(Stored dataset items)

-------------------------

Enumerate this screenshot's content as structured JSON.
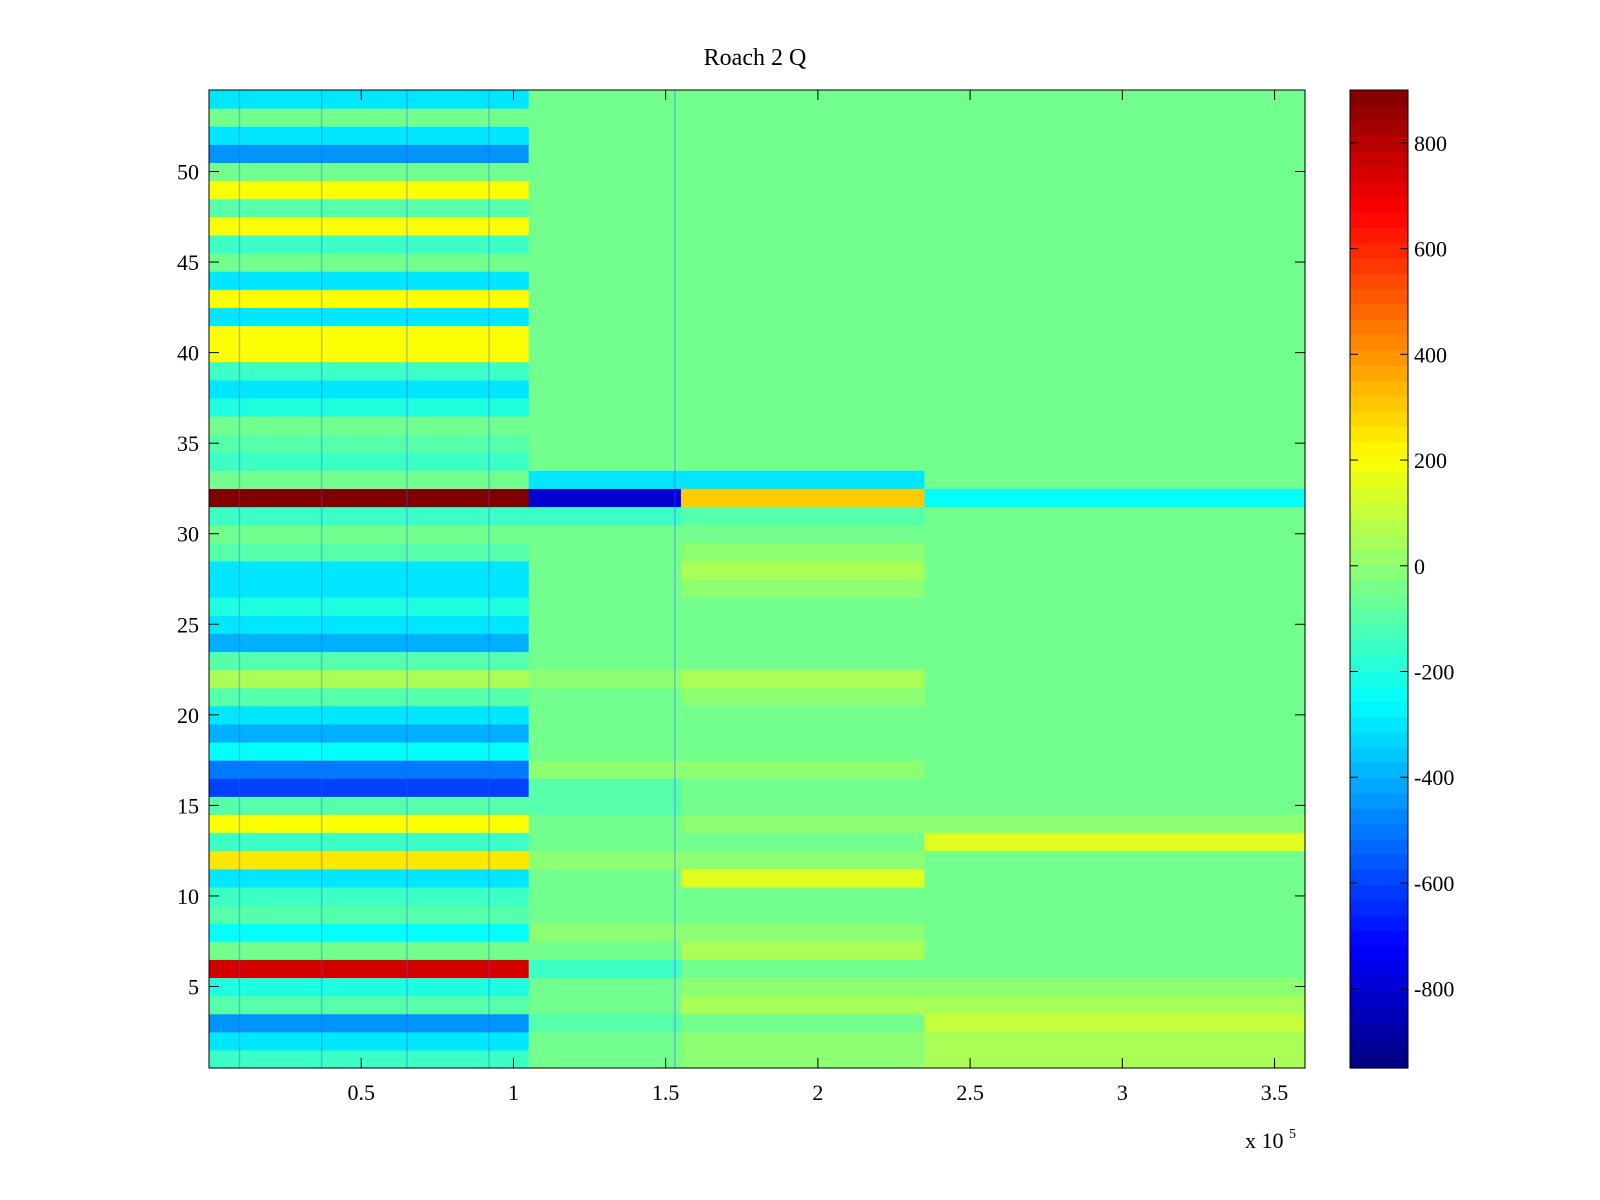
{
  "chart_data": {
    "type": "heatmap",
    "title": "Roach 2 Q",
    "xlabel": "",
    "ylabel": "",
    "x_exponent_label": {
      "base": "x 10",
      "exponent": "5"
    },
    "x_range": [
      0,
      360000
    ],
    "xlim": [
      0,
      3.6
    ],
    "ylim": [
      0.5,
      54.5
    ],
    "x_ticks": [
      0.5,
      1,
      1.5,
      2,
      2.5,
      3,
      3.5
    ],
    "x_tick_labels": [
      "0.5",
      "1",
      "1.5",
      "2",
      "2.5",
      "3",
      "3.5"
    ],
    "y_ticks": [
      5,
      10,
      15,
      20,
      25,
      30,
      35,
      40,
      45,
      50
    ],
    "y_tick_labels": [
      "5",
      "10",
      "15",
      "20",
      "25",
      "30",
      "35",
      "40",
      "45",
      "50"
    ],
    "colormap": "jet",
    "clim": [
      -950,
      900
    ],
    "colorbar_ticks": [
      800,
      600,
      400,
      200,
      0,
      -200,
      -400,
      -600,
      -800
    ],
    "colorbar_tick_labels": [
      "800",
      "600",
      "400",
      "200",
      "0",
      "-200",
      "-400",
      "-600",
      "-800"
    ],
    "rows": 54,
    "x_segment_edges": [
      0,
      1.05,
      1.55,
      2.35,
      3.6
    ],
    "segments": [
      {
        "x_range": [
          0,
          1.05
        ],
        "row_values": [
          -150,
          -300,
          -450,
          -100,
          -200,
          750,
          -50,
          -250,
          -100,
          -150,
          -300,
          250,
          -150,
          200,
          -100,
          -600,
          -500,
          -250,
          -400,
          -300,
          -100,
          50,
          -100,
          -400,
          -300,
          -200,
          -300,
          -300,
          -100,
          -50,
          -150,
          900,
          -50,
          -150,
          -100,
          -50,
          -200,
          -300,
          -150,
          200,
          200,
          -300,
          200,
          -300,
          -50,
          -150,
          200,
          -100,
          200,
          -50,
          -450,
          -300,
          -50,
          -300
        ]
      },
      {
        "x_range": [
          1.05,
          1.55
        ],
        "row_values": [
          -50,
          -50,
          -100,
          -50,
          -50,
          -150,
          -50,
          0,
          -50,
          -50,
          -50,
          0,
          -50,
          -50,
          -100,
          -100,
          0,
          -50,
          -50,
          -50,
          -50,
          0,
          -50,
          -50,
          -50,
          -50,
          -50,
          -50,
          -50,
          -50,
          -150,
          -800,
          -300,
          -50,
          -50,
          -50,
          -50,
          -50,
          -50,
          -50,
          -50,
          -50,
          -50,
          -50,
          -50,
          -50,
          -50,
          -50,
          -50,
          -50,
          -50,
          -50,
          -50,
          -50
        ]
      },
      {
        "x_range": [
          1.55,
          2.35
        ],
        "row_values": [
          0,
          0,
          -50,
          50,
          0,
          -50,
          50,
          0,
          -50,
          -50,
          150,
          0,
          -50,
          0,
          -50,
          -50,
          0,
          -50,
          -50,
          -50,
          0,
          50,
          -50,
          -50,
          -50,
          -50,
          0,
          50,
          0,
          -50,
          -100,
          300,
          -300,
          -50,
          -50,
          -50,
          -50,
          -50,
          -50,
          -50,
          -50,
          -50,
          -50,
          -50,
          -50,
          -50,
          -50,
          -50,
          -50,
          -50,
          -50,
          -50,
          -50,
          -50
        ]
      },
      {
        "x_range": [
          2.35,
          3.6
        ],
        "row_values": [
          50,
          50,
          100,
          50,
          0,
          -50,
          -50,
          -50,
          -50,
          -50,
          -50,
          -50,
          150,
          0,
          -50,
          -50,
          -50,
          -50,
          -50,
          -50,
          -50,
          -50,
          -50,
          -50,
          -50,
          -50,
          -50,
          -50,
          -50,
          -50,
          -50,
          -250,
          -50,
          -50,
          -50,
          -50,
          -50,
          -50,
          -50,
          -50,
          -50,
          -50,
          -50,
          -50,
          -50,
          -50,
          -50,
          -50,
          -50,
          -50,
          -50,
          -50,
          -50,
          -50
        ]
      }
    ],
    "vertical_streaks_x": [
      0.1,
      0.37,
      0.65,
      0.92,
      1.53
    ],
    "grid": false,
    "legend": "colorbar-right"
  }
}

-------------------------

=== Problem to work on ===
Give every record again exactly, apart from the pictures, which stay out.

=== Complete response ===
Enumerate this screenshot's content as structured JSON.
{
  "chart_data": {
    "type": "heatmap",
    "title": "Roach 2 Q",
    "xlabel": "",
    "ylabel": "",
    "x_exponent_label": {
      "base": "x 10",
      "exponent": "5"
    },
    "x_range": [
      0,
      360000
    ],
    "xlim": [
      0,
      3.6
    ],
    "ylim": [
      0.5,
      54.5
    ],
    "x_ticks": [
      0.5,
      1,
      1.5,
      2,
      2.5,
      3,
      3.5
    ],
    "x_tick_labels": [
      "0.5",
      "1",
      "1.5",
      "2",
      "2.5",
      "3",
      "3.5"
    ],
    "y_ticks": [
      5,
      10,
      15,
      20,
      25,
      30,
      35,
      40,
      45,
      50
    ],
    "y_tick_labels": [
      "5",
      "10",
      "15",
      "20",
      "25",
      "30",
      "35",
      "40",
      "45",
      "50"
    ],
    "colormap": "jet",
    "clim": [
      -950,
      900
    ],
    "colorbar_ticks": [
      800,
      600,
      400,
      200,
      0,
      -200,
      -400,
      -600,
      -800
    ],
    "colorbar_tick_labels": [
      "800",
      "600",
      "400",
      "200",
      "0",
      "-200",
      "-400",
      "-600",
      "-800"
    ],
    "rows": 54,
    "x_segment_edges": [
      0,
      1.05,
      1.55,
      2.35,
      3.6
    ],
    "segments": [
      {
        "x_range": [
          0,
          1.05
        ],
        "row_values": [
          -150,
          -300,
          -450,
          -100,
          -200,
          750,
          -50,
          -250,
          -100,
          -150,
          -300,
          250,
          -150,
          200,
          -100,
          -600,
          -500,
          -250,
          -400,
          -300,
          -100,
          50,
          -100,
          -400,
          -300,
          -200,
          -300,
          -300,
          -100,
          -50,
          -150,
          900,
          -50,
          -150,
          -100,
          -50,
          -200,
          -300,
          -150,
          200,
          200,
          -300,
          200,
          -300,
          -50,
          -150,
          200,
          -100,
          200,
          -50,
          -450,
          -300,
          -50,
          -300
        ]
      },
      {
        "x_range": [
          1.05,
          1.55
        ],
        "row_values": [
          -50,
          -50,
          -100,
          -50,
          -50,
          -150,
          -50,
          0,
          -50,
          -50,
          -50,
          0,
          -50,
          -50,
          -100,
          -100,
          0,
          -50,
          -50,
          -50,
          -50,
          0,
          -50,
          -50,
          -50,
          -50,
          -50,
          -50,
          -50,
          -50,
          -150,
          -800,
          -300,
          -50,
          -50,
          -50,
          -50,
          -50,
          -50,
          -50,
          -50,
          -50,
          -50,
          -50,
          -50,
          -50,
          -50,
          -50,
          -50,
          -50,
          -50,
          -50,
          -50,
          -50
        ]
      },
      {
        "x_range": [
          1.55,
          2.35
        ],
        "row_values": [
          0,
          0,
          -50,
          50,
          0,
          -50,
          50,
          0,
          -50,
          -50,
          150,
          0,
          -50,
          0,
          -50,
          -50,
          0,
          -50,
          -50,
          -50,
          0,
          50,
          -50,
          -50,
          -50,
          -50,
          0,
          50,
          0,
          -50,
          -100,
          300,
          -300,
          -50,
          -50,
          -50,
          -50,
          -50,
          -50,
          -50,
          -50,
          -50,
          -50,
          -50,
          -50,
          -50,
          -50,
          -50,
          -50,
          -50,
          -50,
          -50,
          -50,
          -50
        ]
      },
      {
        "x_range": [
          2.35,
          3.6
        ],
        "row_values": [
          50,
          50,
          100,
          50,
          0,
          -50,
          -50,
          -50,
          -50,
          -50,
          -50,
          -50,
          150,
          0,
          -50,
          -50,
          -50,
          -50,
          -50,
          -50,
          -50,
          -50,
          -50,
          -50,
          -50,
          -50,
          -50,
          -50,
          -50,
          -50,
          -50,
          -250,
          -50,
          -50,
          -50,
          -50,
          -50,
          -50,
          -50,
          -50,
          -50,
          -50,
          -50,
          -50,
          -50,
          -50,
          -50,
          -50,
          -50,
          -50,
          -50,
          -50,
          -50,
          -50
        ]
      }
    ],
    "vertical_streaks_x": [
      0.1,
      0.37,
      0.65,
      0.92,
      1.53
    ],
    "grid": false,
    "legend": "colorbar-right"
  }
}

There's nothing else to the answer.